** start Stored records **

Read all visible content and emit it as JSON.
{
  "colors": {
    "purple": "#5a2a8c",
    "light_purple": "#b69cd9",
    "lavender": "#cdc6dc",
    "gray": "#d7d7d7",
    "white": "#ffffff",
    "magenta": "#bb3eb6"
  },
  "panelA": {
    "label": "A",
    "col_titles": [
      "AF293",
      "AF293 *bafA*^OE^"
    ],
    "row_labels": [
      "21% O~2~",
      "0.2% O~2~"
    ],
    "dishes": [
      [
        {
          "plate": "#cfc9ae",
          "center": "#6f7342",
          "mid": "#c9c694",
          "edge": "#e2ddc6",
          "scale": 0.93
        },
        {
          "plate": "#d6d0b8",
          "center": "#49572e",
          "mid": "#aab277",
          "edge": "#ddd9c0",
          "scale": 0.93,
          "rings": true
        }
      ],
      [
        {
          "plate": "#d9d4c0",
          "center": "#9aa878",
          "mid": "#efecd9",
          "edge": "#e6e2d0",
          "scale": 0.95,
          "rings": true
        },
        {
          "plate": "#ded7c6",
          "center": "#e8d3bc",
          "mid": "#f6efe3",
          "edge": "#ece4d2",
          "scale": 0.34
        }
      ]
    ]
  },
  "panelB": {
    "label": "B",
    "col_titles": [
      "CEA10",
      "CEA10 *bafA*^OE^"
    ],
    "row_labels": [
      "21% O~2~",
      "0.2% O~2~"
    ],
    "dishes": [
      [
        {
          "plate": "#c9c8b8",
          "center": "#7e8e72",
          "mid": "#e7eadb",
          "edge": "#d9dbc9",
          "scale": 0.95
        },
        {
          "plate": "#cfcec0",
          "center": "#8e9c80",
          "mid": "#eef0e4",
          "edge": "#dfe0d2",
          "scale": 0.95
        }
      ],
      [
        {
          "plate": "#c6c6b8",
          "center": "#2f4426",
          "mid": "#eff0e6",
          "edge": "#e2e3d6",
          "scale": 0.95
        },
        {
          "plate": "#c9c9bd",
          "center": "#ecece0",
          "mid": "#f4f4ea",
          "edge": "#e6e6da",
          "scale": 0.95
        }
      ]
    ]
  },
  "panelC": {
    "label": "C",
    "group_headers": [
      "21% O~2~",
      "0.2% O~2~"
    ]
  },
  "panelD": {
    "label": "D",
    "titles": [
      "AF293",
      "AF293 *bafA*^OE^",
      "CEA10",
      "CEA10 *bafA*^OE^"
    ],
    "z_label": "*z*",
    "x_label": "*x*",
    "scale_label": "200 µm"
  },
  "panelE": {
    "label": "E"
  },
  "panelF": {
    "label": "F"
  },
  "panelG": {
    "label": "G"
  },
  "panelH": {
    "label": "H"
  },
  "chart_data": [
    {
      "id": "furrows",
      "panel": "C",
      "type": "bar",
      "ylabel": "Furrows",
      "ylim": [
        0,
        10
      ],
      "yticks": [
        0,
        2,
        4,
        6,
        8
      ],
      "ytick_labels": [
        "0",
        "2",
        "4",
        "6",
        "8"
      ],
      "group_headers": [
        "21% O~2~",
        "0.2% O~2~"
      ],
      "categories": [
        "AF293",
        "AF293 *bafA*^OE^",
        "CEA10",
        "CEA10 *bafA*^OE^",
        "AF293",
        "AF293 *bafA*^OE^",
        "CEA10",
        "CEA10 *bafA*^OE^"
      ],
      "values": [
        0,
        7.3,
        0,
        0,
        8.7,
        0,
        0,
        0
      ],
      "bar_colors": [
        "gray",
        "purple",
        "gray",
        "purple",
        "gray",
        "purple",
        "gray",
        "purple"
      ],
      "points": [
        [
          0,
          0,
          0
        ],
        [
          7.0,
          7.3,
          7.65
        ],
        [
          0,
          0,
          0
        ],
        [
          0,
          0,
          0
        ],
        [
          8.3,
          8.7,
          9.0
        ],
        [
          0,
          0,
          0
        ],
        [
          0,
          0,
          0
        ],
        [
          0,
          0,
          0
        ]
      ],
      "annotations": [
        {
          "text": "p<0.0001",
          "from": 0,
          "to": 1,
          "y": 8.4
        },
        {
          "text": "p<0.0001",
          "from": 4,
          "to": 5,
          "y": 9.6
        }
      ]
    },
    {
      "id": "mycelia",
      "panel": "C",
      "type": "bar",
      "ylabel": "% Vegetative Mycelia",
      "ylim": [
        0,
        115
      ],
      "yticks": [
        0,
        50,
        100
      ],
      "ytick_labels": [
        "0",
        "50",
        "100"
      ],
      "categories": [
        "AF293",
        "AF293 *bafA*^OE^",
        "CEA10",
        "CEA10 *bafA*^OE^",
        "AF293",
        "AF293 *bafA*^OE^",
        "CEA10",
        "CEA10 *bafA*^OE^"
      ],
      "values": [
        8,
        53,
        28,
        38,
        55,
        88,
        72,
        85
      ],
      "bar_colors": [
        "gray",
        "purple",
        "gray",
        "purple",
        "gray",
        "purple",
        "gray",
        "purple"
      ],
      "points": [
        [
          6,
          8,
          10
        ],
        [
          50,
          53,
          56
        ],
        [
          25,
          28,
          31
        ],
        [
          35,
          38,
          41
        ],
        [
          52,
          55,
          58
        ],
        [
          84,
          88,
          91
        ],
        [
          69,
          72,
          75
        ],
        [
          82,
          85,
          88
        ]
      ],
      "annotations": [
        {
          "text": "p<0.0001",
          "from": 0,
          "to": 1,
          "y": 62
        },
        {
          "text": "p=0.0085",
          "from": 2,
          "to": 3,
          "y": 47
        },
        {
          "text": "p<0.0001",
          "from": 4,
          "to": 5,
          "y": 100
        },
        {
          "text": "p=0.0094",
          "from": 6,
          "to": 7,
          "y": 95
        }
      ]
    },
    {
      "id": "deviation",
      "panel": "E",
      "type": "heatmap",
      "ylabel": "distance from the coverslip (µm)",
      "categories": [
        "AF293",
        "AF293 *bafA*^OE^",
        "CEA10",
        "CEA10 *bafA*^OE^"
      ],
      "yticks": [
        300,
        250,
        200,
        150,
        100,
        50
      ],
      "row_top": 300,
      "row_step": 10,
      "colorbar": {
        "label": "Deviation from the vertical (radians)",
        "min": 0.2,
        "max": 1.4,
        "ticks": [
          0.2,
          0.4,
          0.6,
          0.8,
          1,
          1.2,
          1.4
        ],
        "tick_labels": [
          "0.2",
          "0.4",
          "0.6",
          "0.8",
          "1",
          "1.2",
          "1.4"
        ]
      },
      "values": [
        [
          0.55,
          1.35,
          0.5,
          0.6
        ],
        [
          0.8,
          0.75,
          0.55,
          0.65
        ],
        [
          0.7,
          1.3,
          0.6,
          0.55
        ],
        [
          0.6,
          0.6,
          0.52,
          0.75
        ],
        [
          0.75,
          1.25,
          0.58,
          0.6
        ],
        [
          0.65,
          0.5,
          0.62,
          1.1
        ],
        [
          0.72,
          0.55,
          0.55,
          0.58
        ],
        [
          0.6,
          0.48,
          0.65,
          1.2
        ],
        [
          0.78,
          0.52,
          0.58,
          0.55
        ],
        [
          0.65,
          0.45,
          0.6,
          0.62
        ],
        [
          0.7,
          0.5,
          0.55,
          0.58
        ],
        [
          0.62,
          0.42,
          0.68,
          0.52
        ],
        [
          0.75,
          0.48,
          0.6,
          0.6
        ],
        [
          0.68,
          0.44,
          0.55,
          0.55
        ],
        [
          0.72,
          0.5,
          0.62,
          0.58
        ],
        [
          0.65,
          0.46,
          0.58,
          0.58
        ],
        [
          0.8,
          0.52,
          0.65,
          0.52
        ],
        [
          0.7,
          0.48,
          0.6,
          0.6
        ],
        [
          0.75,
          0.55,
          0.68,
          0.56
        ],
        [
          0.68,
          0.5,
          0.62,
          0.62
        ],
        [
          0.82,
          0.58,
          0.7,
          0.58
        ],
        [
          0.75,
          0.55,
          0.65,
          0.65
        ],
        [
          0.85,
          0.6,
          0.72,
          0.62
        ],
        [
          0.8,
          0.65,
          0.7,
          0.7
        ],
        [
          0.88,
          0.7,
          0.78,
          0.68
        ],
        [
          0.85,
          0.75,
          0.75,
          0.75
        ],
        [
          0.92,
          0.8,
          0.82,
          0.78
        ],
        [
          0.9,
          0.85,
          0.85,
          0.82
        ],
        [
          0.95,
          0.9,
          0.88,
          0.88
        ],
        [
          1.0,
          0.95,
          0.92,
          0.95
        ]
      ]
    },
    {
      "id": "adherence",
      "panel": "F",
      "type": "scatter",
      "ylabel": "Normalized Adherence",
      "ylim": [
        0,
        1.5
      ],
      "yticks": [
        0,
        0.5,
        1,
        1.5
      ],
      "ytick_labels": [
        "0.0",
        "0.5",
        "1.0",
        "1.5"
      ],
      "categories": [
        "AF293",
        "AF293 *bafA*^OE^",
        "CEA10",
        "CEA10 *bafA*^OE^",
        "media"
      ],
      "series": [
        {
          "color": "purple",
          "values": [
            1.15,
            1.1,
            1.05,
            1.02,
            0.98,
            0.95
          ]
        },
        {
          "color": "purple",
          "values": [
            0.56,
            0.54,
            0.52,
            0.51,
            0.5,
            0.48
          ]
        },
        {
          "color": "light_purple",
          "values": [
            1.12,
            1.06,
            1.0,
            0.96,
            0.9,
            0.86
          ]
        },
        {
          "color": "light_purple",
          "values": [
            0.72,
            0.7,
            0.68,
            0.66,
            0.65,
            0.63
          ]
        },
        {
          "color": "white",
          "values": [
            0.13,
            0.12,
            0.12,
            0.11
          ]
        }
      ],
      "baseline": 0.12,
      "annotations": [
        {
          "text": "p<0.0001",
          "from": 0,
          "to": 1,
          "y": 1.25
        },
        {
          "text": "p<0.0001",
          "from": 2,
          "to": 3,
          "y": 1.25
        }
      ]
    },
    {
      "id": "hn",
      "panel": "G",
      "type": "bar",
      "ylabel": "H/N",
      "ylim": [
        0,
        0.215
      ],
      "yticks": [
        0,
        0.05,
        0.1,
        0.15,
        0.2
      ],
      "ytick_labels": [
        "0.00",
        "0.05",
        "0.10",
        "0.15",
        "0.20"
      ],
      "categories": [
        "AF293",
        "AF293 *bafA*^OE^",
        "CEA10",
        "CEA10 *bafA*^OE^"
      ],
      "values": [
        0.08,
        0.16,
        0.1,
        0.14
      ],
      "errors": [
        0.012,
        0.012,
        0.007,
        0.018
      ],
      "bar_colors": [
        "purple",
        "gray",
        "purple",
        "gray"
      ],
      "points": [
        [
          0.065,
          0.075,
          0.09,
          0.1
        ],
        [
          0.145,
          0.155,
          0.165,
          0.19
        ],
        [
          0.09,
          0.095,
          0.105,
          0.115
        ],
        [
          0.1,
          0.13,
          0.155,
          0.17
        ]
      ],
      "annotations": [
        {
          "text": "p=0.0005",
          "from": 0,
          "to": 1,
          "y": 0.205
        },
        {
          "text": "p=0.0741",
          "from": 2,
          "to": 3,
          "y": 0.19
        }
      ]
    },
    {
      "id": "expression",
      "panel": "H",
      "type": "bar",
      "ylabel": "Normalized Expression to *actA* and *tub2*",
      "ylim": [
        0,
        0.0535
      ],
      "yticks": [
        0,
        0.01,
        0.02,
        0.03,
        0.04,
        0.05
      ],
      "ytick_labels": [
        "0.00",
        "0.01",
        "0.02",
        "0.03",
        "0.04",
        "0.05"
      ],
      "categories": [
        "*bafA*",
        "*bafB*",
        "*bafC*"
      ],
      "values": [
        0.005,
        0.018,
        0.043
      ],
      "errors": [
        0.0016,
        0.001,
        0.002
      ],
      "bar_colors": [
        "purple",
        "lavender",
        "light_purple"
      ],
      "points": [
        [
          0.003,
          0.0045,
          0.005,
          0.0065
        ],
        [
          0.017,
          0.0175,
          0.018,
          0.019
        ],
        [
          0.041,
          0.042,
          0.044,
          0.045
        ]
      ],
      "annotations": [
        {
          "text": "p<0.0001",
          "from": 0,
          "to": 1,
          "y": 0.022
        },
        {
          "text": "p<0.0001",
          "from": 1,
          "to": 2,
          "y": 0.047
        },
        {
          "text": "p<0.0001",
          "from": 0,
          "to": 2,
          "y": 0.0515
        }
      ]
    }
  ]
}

** end Stored records **

▸ Request
Give the number of lines containing the word "ylabel". No other answer is needed.

▸ The response
6